__DO THIS__: Rewrite the rows below, putting "clickable" in place of every "interactable" and keeping everything else the same.

Listings of boxed layout items:
□ □ □ □ □

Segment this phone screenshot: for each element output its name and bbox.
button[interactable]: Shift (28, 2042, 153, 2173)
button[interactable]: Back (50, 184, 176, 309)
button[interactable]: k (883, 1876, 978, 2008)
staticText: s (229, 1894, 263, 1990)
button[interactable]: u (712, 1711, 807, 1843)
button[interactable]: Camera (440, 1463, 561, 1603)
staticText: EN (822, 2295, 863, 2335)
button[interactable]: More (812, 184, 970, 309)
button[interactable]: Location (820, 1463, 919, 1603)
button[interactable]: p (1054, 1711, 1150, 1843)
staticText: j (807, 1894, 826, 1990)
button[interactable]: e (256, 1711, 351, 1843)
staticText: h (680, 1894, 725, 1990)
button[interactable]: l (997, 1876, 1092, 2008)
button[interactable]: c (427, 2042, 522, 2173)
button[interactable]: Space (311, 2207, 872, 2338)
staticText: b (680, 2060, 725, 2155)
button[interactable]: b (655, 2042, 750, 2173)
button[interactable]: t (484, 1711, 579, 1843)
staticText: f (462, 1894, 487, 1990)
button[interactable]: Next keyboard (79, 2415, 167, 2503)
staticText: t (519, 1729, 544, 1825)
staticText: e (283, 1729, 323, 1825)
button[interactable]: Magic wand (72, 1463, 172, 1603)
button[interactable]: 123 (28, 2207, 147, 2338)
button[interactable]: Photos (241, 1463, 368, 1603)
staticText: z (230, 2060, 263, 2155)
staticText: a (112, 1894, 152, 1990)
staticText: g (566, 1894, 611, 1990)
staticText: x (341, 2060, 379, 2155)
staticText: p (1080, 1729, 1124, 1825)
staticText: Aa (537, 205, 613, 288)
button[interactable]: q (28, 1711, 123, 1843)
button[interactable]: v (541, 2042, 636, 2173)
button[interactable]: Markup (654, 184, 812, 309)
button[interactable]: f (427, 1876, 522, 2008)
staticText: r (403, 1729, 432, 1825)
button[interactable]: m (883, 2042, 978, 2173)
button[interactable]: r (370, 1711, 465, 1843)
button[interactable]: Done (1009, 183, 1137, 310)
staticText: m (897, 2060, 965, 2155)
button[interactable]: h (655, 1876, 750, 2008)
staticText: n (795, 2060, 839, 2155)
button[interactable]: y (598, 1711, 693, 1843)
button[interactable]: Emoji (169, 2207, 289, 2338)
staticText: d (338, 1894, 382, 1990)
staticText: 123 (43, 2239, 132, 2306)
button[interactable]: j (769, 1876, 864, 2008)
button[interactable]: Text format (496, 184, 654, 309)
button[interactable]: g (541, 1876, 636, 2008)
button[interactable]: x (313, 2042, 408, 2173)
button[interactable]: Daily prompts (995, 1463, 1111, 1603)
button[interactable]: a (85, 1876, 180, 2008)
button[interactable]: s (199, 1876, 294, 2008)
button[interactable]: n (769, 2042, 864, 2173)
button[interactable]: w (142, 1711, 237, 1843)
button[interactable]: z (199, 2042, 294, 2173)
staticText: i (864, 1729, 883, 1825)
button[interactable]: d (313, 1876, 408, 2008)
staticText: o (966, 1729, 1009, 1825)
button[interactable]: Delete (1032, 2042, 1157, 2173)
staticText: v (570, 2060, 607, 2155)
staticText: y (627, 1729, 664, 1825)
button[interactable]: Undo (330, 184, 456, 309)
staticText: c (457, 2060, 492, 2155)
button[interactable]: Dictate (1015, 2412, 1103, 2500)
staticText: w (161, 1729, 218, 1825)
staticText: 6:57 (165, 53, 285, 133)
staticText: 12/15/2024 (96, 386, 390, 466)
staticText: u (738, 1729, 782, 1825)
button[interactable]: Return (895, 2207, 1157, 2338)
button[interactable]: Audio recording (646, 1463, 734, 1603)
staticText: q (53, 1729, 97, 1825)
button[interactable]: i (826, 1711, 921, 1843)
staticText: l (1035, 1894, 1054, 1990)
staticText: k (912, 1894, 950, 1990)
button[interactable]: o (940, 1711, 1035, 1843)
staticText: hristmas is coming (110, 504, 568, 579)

□ □ □ □ □

__COMPLETE OUTPUT__:
Segment this phone screenshot: for each element output its name and bbox.
button[clickable]: Shift (28, 2042, 153, 2173)
button[clickable]: Back (50, 184, 176, 309)
button[clickable]: k (883, 1876, 978, 2008)
staticText: s (229, 1894, 263, 1990)
button[clickable]: u (712, 1711, 807, 1843)
button[clickable]: Camera (440, 1463, 561, 1603)
staticText: EN (822, 2295, 863, 2335)
button[clickable]: More (812, 184, 970, 309)
button[clickable]: Location (820, 1463, 919, 1603)
button[clickable]: p (1054, 1711, 1150, 1843)
staticText: j (807, 1894, 826, 1990)
button[clickable]: e (256, 1711, 351, 1843)
staticText: h (680, 1894, 725, 1990)
button[clickable]: l (997, 1876, 1092, 2008)
button[clickable]: c (427, 2042, 522, 2173)
button[clickable]: Space (311, 2207, 872, 2338)
staticText: b (680, 2060, 725, 2155)
button[clickable]: b (655, 2042, 750, 2173)
button[clickable]: t (484, 1711, 579, 1843)
staticText: f (462, 1894, 487, 1990)
button[clickable]: Next keyboard (79, 2415, 167, 2503)
staticText: t (519, 1729, 544, 1825)
staticText: e (283, 1729, 323, 1825)
button[clickable]: Magic wand (72, 1463, 172, 1603)
button[clickable]: 123 (28, 2207, 147, 2338)
button[clickable]: Photos (241, 1463, 368, 1603)
staticText: z (230, 2060, 263, 2155)
staticText: a (112, 1894, 152, 1990)
staticText: g (566, 1894, 611, 1990)
staticText: x (341, 2060, 379, 2155)
staticText: p (1080, 1729, 1124, 1825)
staticText: Aa (537, 205, 613, 288)
button[clickable]: q (28, 1711, 123, 1843)
button[clickable]: v (541, 2042, 636, 2173)
button[clickable]: Markup (654, 184, 812, 309)
button[clickable]: f (427, 1876, 522, 2008)
staticText: r (403, 1729, 432, 1825)
button[clickable]: m (883, 2042, 978, 2173)
button[clickable]: r (370, 1711, 465, 1843)
button[clickable]: Done (1009, 183, 1137, 310)
staticText: m (897, 2060, 965, 2155)
button[clickable]: h (655, 1876, 750, 2008)
staticText: n (795, 2060, 839, 2155)
button[clickable]: y (598, 1711, 693, 1843)
button[clickable]: Emoji (169, 2207, 289, 2338)
staticText: d (338, 1894, 382, 1990)
staticText: 123 (43, 2239, 132, 2306)
button[clickable]: j (769, 1876, 864, 2008)
button[clickable]: Text format (496, 184, 654, 309)
button[clickable]: g (541, 1876, 636, 2008)
button[clickable]: x (313, 2042, 408, 2173)
button[clickable]: Daily prompts (995, 1463, 1111, 1603)
button[clickable]: a (85, 1876, 180, 2008)
button[clickable]: s (199, 1876, 294, 2008)
button[clickable]: n (769, 2042, 864, 2173)
button[clickable]: w (142, 1711, 237, 1843)
button[clickable]: z (199, 2042, 294, 2173)
staticText: i (864, 1729, 883, 1825)
button[clickable]: d (313, 1876, 408, 2008)
staticText: o (966, 1729, 1009, 1825)
button[clickable]: Delete (1032, 2042, 1157, 2173)
staticText: v (570, 2060, 607, 2155)
staticText: y (627, 1729, 664, 1825)
button[clickable]: Undo (330, 184, 456, 309)
staticText: c (457, 2060, 492, 2155)
button[clickable]: Dictate (1015, 2412, 1103, 2500)
staticText: w (161, 1729, 218, 1825)
staticText: 6:57 (165, 53, 285, 133)
staticText: 12/15/2024 (96, 386, 390, 466)
staticText: u (738, 1729, 782, 1825)
button[clickable]: Return (895, 2207, 1157, 2338)
button[clickable]: Audio recording (646, 1463, 734, 1603)
staticText: q (53, 1729, 97, 1825)
button[clickable]: i (826, 1711, 921, 1843)
staticText: l (1035, 1894, 1054, 1990)
staticText: k (912, 1894, 950, 1990)
button[clickable]: o (940, 1711, 1035, 1843)
staticText: hristmas is coming (110, 504, 568, 579)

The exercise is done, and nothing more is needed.